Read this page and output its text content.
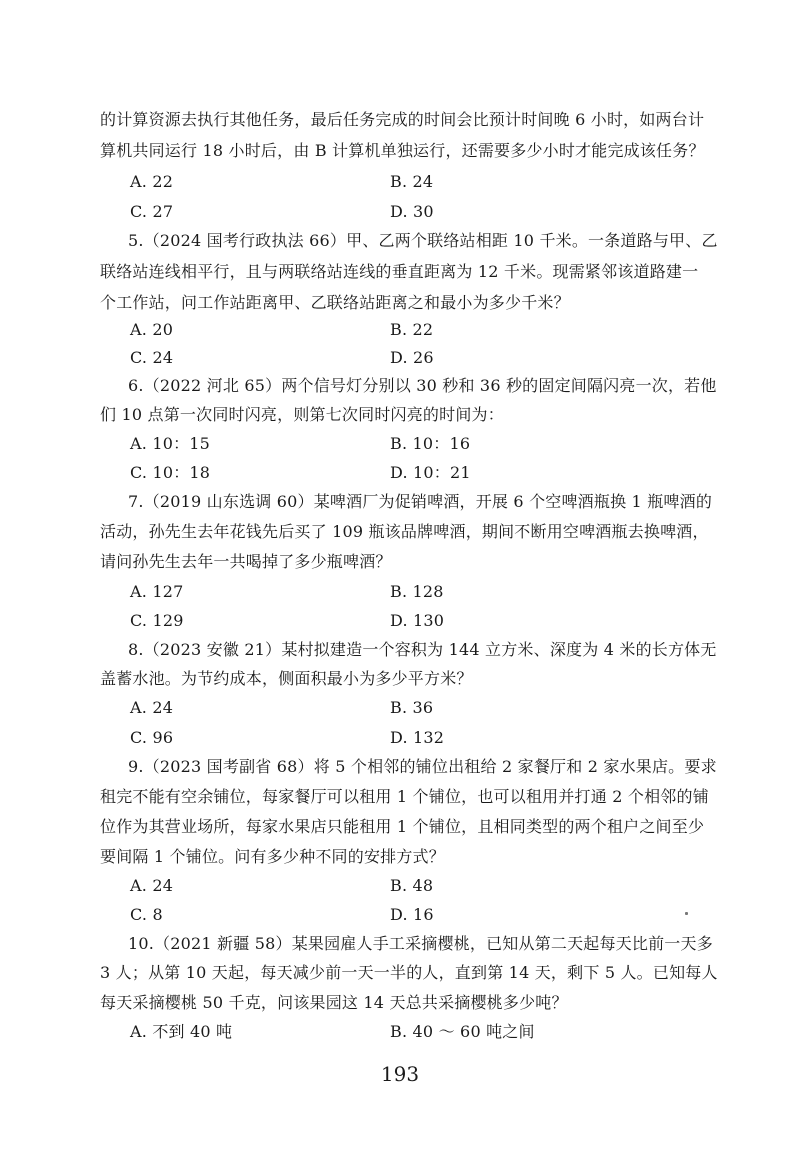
的计算资源去执行其他任务，最后任务完成的时间会比预计时间晚 6 小时，如两台计
算机共同运行 18 小时后，由 B 计算机单独运行，还需要多少小时才能完成该任务？
A. 22	B. 24
C. 27	D. 30
5.（2024 国考行政执法 66）甲、乙两个联络站相距 10 千米。一条道路与甲、乙
联络站连线相平行，且与两联络站连线的垂直距离为 12 千米。现需紧邻该道路建一
个工作站，问工作站距离甲、乙联络站距离之和最小为多少千米？
A. 20	B. 22
C. 24	D. 26
6.（2022 河北 65）两个信号灯分别以 30 秒和 36 秒的固定间隔闪亮一次，若他
们 10 点第一次同时闪亮，则第七次同时闪亮的时间为：
A. 10：15	B. 10：16
C. 10：18	D. 10：21
7.（2019 山东选调 60）某啤酒厂为促销啤酒，开展 6 个空啤酒瓶换 1 瓶啤酒的
活动，孙先生去年花钱先后买了 109 瓶该品牌啤酒，期间不断用空啤酒瓶去换啤酒，
请问孙先生去年一共喝掉了多少瓶啤酒？
A. 127	B. 128
C. 129	D. 130
8.（2023 安徽 21）某村拟建造一个容积为 144 立方米、深度为 4 米的长方体无
盖蓄水池。为节约成本，侧面积最小为多少平方米？
A. 24	B. 36
C. 96	D. 132
9.（2023 国考副省 68）将 5 个相邻的铺位出租给 2 家餐厅和 2 家水果店。要求
租完不能有空余铺位，每家餐厅可以租用 1 个铺位，也可以租用并打通 2 个相邻的铺
位作为其营业场所，每家水果店只能租用 1 个铺位，且相同类型的两个租户之间至少
要间隔 1 个铺位。问有多少种不同的安排方式？
A. 24	B. 48
C. 8	D. 16
10.（2021 新疆 58）某果园雇人手工采摘樱桃，已知从第二天起每天比前一天多
3 人；从第 10 天起，每天减少前一天一半的人，直到第 14 天，剩下 5 人。已知每人
每天采摘樱桃 50 千克，问该果园这 14 天总共采摘樱桃多少吨？
A. 不到 40 吨	B. 40 ～ 60 吨之间
193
================================
## [Aim of the exercise]
Write the lines above out again exactly, without any of their pictures.

## [Answer to this exercise]
Read this page and output its text content.
的计算资源去执行其他任务，最后任务完成的时间会比预计时间晚 6 小时，如两台计
算机共同运行 18 小时后，由 B 计算机单独运行，还需要多少小时才能完成该任务？
A. 22	B. 24
C. 27	D. 30
5.（2024 国考行政执法 66）甲、乙两个联络站相距 10 千米。一条道路与甲、乙
联络站连线相平行，且与两联络站连线的垂直距离为 12 千米。现需紧邻该道路建一
个工作站，问工作站距离甲、乙联络站距离之和最小为多少千米？
A. 20	B. 22
C. 24	D. 26
6.（2022 河北 65）两个信号灯分别以 30 秒和 36 秒的固定间隔闪亮一次，若他
们 10 点第一次同时闪亮，则第七次同时闪亮的时间为：
A. 10：15	B. 10：16
C. 10：18	D. 10：21
7.（2019 山东选调 60）某啤酒厂为促销啤酒，开展 6 个空啤酒瓶换 1 瓶啤酒的
活动，孙先生去年花钱先后买了 109 瓶该品牌啤酒，期间不断用空啤酒瓶去换啤酒，
请问孙先生去年一共喝掉了多少瓶啤酒？
A. 127	B. 128
C. 129	D. 130
8.（2023 安徽 21）某村拟建造一个容积为 144 立方米、深度为 4 米的长方体无
盖蓄水池。为节约成本，侧面积最小为多少平方米？
A. 24	B. 36
C. 96	D. 132
9.（2023 国考副省 68）将 5 个相邻的铺位出租给 2 家餐厅和 2 家水果店。要求
租完不能有空余铺位，每家餐厅可以租用 1 个铺位，也可以租用并打通 2 个相邻的铺
位作为其营业场所，每家水果店只能租用 1 个铺位，且相同类型的两个租户之间至少
要间隔 1 个铺位。问有多少种不同的安排方式？
A. 24	B. 48
C. 8	D. 16
10.（2021 新疆 58）某果园雇人手工采摘樱桃，已知从第二天起每天比前一天多
3 人；从第 10 天起，每天减少前一天一半的人，直到第 14 天，剩下 5 人。已知每人
每天采摘樱桃 50 千克，问该果园这 14 天总共采摘樱桃多少吨？
A. 不到 40 吨	B. 40 ～ 60 吨之间
193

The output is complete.